> REQUEST
Print the listing below verbatim, keeping every line and every character unchanged.

> THE DATA
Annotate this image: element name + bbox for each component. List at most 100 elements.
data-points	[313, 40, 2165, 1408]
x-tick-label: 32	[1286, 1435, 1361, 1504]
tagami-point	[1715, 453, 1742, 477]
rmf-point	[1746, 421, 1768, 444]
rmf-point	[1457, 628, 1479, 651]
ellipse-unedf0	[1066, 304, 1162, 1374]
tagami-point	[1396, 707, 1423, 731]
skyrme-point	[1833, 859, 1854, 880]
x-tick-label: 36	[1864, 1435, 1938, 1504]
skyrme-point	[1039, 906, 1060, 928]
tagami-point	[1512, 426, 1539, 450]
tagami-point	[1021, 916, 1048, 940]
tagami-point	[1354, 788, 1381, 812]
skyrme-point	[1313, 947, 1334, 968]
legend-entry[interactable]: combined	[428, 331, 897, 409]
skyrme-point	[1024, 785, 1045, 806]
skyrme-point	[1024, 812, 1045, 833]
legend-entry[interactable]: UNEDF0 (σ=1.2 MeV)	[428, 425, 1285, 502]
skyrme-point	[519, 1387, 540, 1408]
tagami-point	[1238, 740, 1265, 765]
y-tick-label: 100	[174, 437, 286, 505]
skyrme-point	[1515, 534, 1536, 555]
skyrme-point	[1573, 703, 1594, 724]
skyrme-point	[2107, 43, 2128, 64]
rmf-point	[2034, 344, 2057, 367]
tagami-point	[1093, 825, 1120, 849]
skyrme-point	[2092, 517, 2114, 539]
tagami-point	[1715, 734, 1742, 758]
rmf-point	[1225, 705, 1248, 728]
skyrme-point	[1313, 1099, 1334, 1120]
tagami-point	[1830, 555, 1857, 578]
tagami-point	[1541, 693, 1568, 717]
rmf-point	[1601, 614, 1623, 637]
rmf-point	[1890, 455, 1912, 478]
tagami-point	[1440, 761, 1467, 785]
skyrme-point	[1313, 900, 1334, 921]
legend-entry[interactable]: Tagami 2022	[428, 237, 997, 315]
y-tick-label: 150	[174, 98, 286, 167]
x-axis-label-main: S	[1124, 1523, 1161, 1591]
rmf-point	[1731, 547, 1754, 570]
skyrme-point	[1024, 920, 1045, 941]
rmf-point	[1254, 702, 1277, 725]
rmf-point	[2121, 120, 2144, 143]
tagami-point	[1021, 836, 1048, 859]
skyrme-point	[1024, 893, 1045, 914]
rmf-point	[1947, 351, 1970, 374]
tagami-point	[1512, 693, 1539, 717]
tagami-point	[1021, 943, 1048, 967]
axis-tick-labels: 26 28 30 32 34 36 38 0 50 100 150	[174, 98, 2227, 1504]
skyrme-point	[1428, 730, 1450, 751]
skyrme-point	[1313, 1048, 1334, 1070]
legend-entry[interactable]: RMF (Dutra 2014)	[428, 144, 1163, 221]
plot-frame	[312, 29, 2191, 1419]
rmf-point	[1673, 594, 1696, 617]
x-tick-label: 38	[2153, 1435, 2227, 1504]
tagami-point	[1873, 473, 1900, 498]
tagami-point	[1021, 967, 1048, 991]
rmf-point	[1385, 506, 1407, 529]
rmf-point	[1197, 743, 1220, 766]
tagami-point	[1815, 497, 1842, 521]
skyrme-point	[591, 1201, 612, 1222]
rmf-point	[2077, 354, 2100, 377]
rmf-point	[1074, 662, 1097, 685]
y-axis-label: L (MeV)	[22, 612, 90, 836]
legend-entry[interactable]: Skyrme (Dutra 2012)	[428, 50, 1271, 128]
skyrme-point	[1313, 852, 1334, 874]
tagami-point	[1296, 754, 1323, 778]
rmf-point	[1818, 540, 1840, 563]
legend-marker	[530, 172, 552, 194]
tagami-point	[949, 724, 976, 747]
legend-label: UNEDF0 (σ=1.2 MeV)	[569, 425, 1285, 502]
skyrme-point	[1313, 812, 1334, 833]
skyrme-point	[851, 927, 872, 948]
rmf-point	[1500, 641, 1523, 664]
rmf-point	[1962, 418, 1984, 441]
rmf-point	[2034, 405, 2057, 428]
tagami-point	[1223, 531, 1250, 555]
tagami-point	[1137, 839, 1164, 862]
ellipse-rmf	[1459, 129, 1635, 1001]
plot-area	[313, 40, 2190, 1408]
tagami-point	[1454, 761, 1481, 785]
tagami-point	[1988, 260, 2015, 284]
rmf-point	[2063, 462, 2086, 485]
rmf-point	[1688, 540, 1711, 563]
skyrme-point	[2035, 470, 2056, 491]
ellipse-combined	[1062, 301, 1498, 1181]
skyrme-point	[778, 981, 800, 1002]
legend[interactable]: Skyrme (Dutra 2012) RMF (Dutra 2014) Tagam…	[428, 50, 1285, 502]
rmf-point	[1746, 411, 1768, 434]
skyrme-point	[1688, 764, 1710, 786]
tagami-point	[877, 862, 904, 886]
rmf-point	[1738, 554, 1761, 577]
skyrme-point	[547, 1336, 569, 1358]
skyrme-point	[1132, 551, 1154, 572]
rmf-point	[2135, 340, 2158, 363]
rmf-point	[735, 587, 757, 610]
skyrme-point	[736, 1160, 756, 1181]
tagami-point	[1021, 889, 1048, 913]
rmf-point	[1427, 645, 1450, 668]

> OUTPUT OF THE EXERCISE
Annotate this image: element name + bbox for each component. List at most 100 elements.
data-points	[313, 40, 2165, 1408]
x-tick-label: 32	[1286, 1435, 1361, 1504]
tagami-point	[1715, 453, 1742, 477]
rmf-point	[1746, 421, 1768, 444]
rmf-point	[1457, 628, 1479, 651]
ellipse-unedf0	[1066, 304, 1162, 1374]
tagami-point	[1396, 707, 1423, 731]
skyrme-point	[1833, 859, 1854, 880]
x-tick-label: 36	[1864, 1435, 1938, 1504]
skyrme-point	[1039, 906, 1060, 928]
tagami-point	[1512, 426, 1539, 450]
tagami-point	[1021, 916, 1048, 940]
tagami-point	[1354, 788, 1381, 812]
skyrme-point	[1313, 947, 1334, 968]
legend-entry[interactable]: combined	[428, 331, 897, 409]
skyrme-point	[1024, 785, 1045, 806]
skyrme-point	[1024, 812, 1045, 833]
legend-entry[interactable]: UNEDF0 (σ=1.2 MeV)	[428, 425, 1285, 502]
skyrme-point	[519, 1387, 540, 1408]
tagami-point	[1238, 740, 1265, 765]
y-tick-label: 100	[174, 437, 286, 505]
skyrme-point	[1515, 534, 1536, 555]
skyrme-point	[1573, 703, 1594, 724]
skyrme-point	[2107, 43, 2128, 64]
rmf-point	[2034, 344, 2057, 367]
tagami-point	[1093, 825, 1120, 849]
skyrme-point	[2092, 517, 2114, 539]
tagami-point	[1715, 734, 1742, 758]
rmf-point	[1225, 705, 1248, 728]
skyrme-point	[1313, 1099, 1334, 1120]
tagami-point	[1830, 555, 1857, 578]
tagami-point	[1541, 693, 1568, 717]
rmf-point	[1601, 614, 1623, 637]
rmf-point	[1890, 455, 1912, 478]
tagami-point	[1440, 761, 1467, 785]
skyrme-point	[1313, 900, 1334, 921]
legend-entry[interactable]: Tagami 2022	[428, 237, 997, 315]
y-tick-label: 150	[174, 98, 286, 167]
x-axis-label-main: S	[1124, 1523, 1161, 1591]
rmf-point	[1731, 547, 1754, 570]
skyrme-point	[1024, 920, 1045, 941]
rmf-point	[1254, 702, 1277, 725]
rmf-point	[2121, 120, 2144, 143]
tagami-point	[1021, 836, 1048, 859]
skyrme-point	[1024, 893, 1045, 914]
rmf-point	[1947, 351, 1970, 374]
tagami-point	[1512, 693, 1539, 717]
tagami-point	[1021, 943, 1048, 967]
axis-tick-labels: 26 28 30 32 34 36 38 0 50 100 150	[174, 98, 2227, 1504]
skyrme-point	[1428, 730, 1450, 751]
skyrme-point	[1313, 1048, 1334, 1070]
legend-entry[interactable]: RMF (Dutra 2014)	[428, 144, 1163, 221]
plot-frame	[312, 29, 2191, 1419]
rmf-point	[1673, 594, 1696, 617]
x-tick-label: 38	[2153, 1435, 2227, 1504]
tagami-point	[1873, 473, 1900, 498]
tagami-point	[1021, 967, 1048, 991]
rmf-point	[1385, 506, 1407, 529]
rmf-point	[1197, 743, 1220, 766]
tagami-point	[1815, 497, 1842, 521]
skyrme-point	[591, 1201, 612, 1222]
rmf-point	[2077, 354, 2100, 377]
rmf-point	[1074, 662, 1097, 685]
y-axis-label: L (MeV)	[22, 612, 90, 836]
legend-entry[interactable]: Skyrme (Dutra 2012)	[428, 50, 1271, 128]
skyrme-point	[1313, 852, 1334, 874]
tagami-point	[1296, 754, 1323, 778]
rmf-point	[1818, 540, 1840, 563]
legend-marker	[530, 172, 552, 194]
tagami-point	[949, 724, 976, 747]
legend-label: UNEDF0 (σ=1.2 MeV)	[569, 425, 1285, 502]
skyrme-point	[1313, 812, 1334, 833]
skyrme-point	[851, 927, 872, 948]
rmf-point	[1500, 641, 1523, 664]
rmf-point	[1962, 418, 1984, 441]
rmf-point	[2034, 405, 2057, 428]
tagami-point	[1223, 531, 1250, 555]
tagami-point	[1137, 839, 1164, 862]
ellipse-rmf	[1459, 129, 1635, 1001]
plot-area	[313, 40, 2190, 1408]
tagami-point	[1454, 761, 1481, 785]
tagami-point	[1988, 260, 2015, 284]
rmf-point	[2063, 462, 2086, 485]
rmf-point	[1688, 540, 1711, 563]
skyrme-point	[2035, 470, 2056, 491]
ellipse-combined	[1062, 301, 1498, 1181]
skyrme-point	[778, 981, 800, 1002]
legend[interactable]: Skyrme (Dutra 2012) RMF (Dutra 2014) Tagam…	[428, 50, 1285, 502]
rmf-point	[1746, 411, 1768, 434]
skyrme-point	[1688, 764, 1710, 786]
tagami-point	[877, 862, 904, 886]
rmf-point	[1738, 554, 1761, 577]
skyrme-point	[547, 1336, 569, 1358]
skyrme-point	[1132, 551, 1154, 572]
rmf-point	[2135, 340, 2158, 363]
rmf-point	[735, 587, 757, 610]
skyrme-point	[736, 1160, 756, 1181]
tagami-point	[1021, 889, 1048, 913]
rmf-point	[1427, 645, 1450, 668]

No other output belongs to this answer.